## Given exercise A
Decide whether each of the following statements agrees with the volcano sounds transcript, answering yes or no for each and quoting the words of the transcript that decide it: (i) at the surface of a lava lake, the volcano sounds like crashing metal; (ii) the speaker reached Kilauea about a year after the eruption began; (iii) the speaker helped set up the first webcam overlooking the lava lake.

┌─ Selected passage

This, it just was, it was a miss for me.
All right, so when they're not crooning about
getting some tail,
what are volcanoes sounding like?
I had never thought about this.
Jess had joined a research scientist
named Jeff Johnson from Boise, Idaho,
and they recorded some volcanoes.
They laid down some hot tracks.
So when you record a volcano in infrasound,
you then have to bump it up so we can hear it
in the playback.
And we listen to some of the playback,
and it's like the volcano goes,
and it's guts are talking.
Does it sound like a demon?
Yeah, actually, it really, really does.
Like exactly what you think a volcano sounds like
deep inside its magma chamber, it sounds like that.
Oh, God, that's great.
But at the surface, too, this is another cool fact
that unless you go stand above a lava lake,
you won't know this.
But it sounds like a guy banging a hammer,
like a big, big, big hammer.
It sounds like crashing metal.
And what it is, is the rocks breaking.
But it sounds like you can totally see
where the ancient Greeks and Romans
got Phostas and Vulcan,
guys who were underground,
banging out tools on a forge.
If you're like, who's has to pacifist?
Oh, whatever, FYI.
Google that also.
That is the Greek god of fire, metallurgy,
volcanoes, and he was the blacksmith of the gods.
So apparently he was a god who was also
a blacksmith to the gods.
I don't know how that works.
I don't know if they had unions or...
Do gods even need jobs?
You'd be like, yeah, I'm the god of volcanoes.
Like I don't need to be working on anyone's iron gates
as like a side hustle.
Anyway, hesifasifus.
It's the Greek pronunciation.
It sounds like that.
Really?
Yep.
So there's a legit place that came from.
Why does it sound metallic?
I wonder.
You know, it's probably something to do with the gas
and the rock ratios to each other or something.
You know, I'm not a sound expert.
So there's probably a soundologist in here
who knows the answer to that.
But the other scientists and I,
when we were standing above the lava league,
it was my first time standing there.
And for some of them, it was their first time
standing there too.
And we're sitting there going like, this is amazing.
Like we're hearing volcano and not just run.
It's an eruption.
But you're actually hearing the sound of rock breaking
and small explosions.
And that trip was really interesting.
That first trip to the summit there of Kilauea
when the new eruption that's going on right now
had first started.
I was there like a month after the eruption began.
So I was prime time for setting up cameras and things.
So I helped set up the first webcam
that was overlooking the lava lake there
at the volcano observatory.
I was part of a team doing that.
And our boss for that, Tim, he's at the HBO now, Tim Orr.
He's a great scientist.

└─

## Given exercise B
Quote the lines of the data listing word for word, starting at its first line and ending at the line that contains "arrow-head [1730,43,1750,75]", with both of those lines included.

┌─ Material shown

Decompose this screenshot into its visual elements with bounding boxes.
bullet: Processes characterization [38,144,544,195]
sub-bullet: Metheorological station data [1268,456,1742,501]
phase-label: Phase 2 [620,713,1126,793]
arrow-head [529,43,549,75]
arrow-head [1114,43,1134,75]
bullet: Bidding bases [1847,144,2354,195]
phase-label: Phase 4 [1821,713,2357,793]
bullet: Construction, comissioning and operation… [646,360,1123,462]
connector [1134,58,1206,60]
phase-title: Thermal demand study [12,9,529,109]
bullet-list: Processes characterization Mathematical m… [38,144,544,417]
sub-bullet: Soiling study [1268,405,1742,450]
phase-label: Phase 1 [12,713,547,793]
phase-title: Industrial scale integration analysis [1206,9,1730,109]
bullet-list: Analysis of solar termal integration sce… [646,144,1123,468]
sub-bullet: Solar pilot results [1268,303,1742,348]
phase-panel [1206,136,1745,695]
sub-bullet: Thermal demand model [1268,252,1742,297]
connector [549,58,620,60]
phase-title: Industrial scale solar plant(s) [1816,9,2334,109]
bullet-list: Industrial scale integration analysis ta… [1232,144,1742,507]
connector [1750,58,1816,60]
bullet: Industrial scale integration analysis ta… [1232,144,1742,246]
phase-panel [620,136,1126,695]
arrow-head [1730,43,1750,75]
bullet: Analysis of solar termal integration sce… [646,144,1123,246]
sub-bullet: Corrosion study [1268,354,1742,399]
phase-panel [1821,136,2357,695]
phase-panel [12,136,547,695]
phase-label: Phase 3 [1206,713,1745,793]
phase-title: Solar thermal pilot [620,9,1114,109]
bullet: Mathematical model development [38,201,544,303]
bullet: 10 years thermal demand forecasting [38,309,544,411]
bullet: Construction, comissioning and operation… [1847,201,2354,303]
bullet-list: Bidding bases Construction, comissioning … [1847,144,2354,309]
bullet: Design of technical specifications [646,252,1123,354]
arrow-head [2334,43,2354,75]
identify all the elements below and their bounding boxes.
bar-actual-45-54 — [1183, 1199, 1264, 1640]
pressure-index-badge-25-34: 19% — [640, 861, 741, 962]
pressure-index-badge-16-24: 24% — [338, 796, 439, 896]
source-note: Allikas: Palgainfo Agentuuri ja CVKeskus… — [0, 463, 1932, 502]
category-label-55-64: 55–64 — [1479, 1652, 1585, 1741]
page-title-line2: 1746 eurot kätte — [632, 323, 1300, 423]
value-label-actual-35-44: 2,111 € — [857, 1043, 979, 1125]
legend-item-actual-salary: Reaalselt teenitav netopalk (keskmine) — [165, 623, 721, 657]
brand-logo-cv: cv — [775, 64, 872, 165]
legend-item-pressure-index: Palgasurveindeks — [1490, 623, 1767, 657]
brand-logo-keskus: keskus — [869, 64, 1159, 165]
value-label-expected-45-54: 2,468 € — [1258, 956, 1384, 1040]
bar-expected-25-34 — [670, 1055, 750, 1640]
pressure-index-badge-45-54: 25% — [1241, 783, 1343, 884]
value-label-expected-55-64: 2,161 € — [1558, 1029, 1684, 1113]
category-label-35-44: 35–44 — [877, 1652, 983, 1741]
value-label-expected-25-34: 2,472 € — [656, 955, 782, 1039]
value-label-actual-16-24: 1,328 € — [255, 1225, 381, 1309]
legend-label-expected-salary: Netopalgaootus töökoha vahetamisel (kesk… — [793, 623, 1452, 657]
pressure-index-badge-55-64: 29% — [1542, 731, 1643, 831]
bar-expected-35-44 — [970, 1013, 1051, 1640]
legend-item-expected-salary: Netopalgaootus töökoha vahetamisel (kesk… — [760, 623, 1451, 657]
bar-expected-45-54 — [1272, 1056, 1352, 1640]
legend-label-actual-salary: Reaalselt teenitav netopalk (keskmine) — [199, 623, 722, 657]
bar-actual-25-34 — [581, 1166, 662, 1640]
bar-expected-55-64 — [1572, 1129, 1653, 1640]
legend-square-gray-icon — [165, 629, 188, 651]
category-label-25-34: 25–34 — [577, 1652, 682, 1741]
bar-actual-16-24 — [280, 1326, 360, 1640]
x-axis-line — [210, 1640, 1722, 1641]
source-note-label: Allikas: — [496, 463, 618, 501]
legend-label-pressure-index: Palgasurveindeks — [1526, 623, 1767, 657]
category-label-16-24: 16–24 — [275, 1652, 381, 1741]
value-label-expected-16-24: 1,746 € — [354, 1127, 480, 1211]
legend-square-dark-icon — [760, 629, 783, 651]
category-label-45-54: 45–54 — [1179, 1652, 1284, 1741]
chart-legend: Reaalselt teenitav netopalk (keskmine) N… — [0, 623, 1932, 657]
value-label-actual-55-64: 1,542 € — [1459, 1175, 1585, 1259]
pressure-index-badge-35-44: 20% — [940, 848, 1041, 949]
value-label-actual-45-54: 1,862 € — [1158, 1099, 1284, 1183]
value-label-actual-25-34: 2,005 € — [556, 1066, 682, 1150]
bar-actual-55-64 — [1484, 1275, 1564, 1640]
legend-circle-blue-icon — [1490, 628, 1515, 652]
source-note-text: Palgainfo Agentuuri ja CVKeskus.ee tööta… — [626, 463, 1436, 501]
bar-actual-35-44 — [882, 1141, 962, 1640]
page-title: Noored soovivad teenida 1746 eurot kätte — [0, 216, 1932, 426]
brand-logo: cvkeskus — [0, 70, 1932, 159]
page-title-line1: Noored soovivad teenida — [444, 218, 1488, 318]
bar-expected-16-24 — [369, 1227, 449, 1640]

└─

## Output A
(i) Yes: "It sounds like crashing metal."
(ii) No: "I was there like a month after the eruption began."
(iii) Yes: "So I helped set up the first webcam"

## Output B
Decompose this screenshot into its visual elements with bounding boxes.
bullet: Processes characterization [38,144,544,195]
sub-bullet: Metheorological station data [1268,456,1742,501]
phase-label: Phase 2 [620,713,1126,793]
arrow-head [529,43,549,75]
arrow-head [1114,43,1134,75]
bullet: Bidding bases [1847,144,2354,195]
phase-label: Phase 4 [1821,713,2357,793]
bullet: Construction, comissioning and operation… [646,360,1123,462]
connector [1134,58,1206,60]
phase-title: Thermal demand study [12,9,529,109]
bullet-list: Processes characterization Mathematical m… [38,144,544,417]
sub-bullet: Soiling study [1268,405,1742,450]
phase-label: Phase 1 [12,713,547,793]
phase-title: Industrial scale integration analysis [1206,9,1730,109]
bullet-list: Analysis of solar termal integration sce… [646,144,1123,468]
sub-bullet: Solar pilot results [1268,303,1742,348]
phase-panel [1206,136,1745,695]
sub-bullet: Thermal demand model [1268,252,1742,297]
connector [549,58,620,60]
phase-title: Industrial scale solar plant(s) [1816,9,2334,109]
bullet-list: Industrial scale integration analysis ta… [1232,144,1742,507]
connector [1750,58,1816,60]
bullet: Industrial scale integration analysis ta… [1232,144,1742,246]
phase-panel [620,136,1126,695]
arrow-head [1730,43,1750,75]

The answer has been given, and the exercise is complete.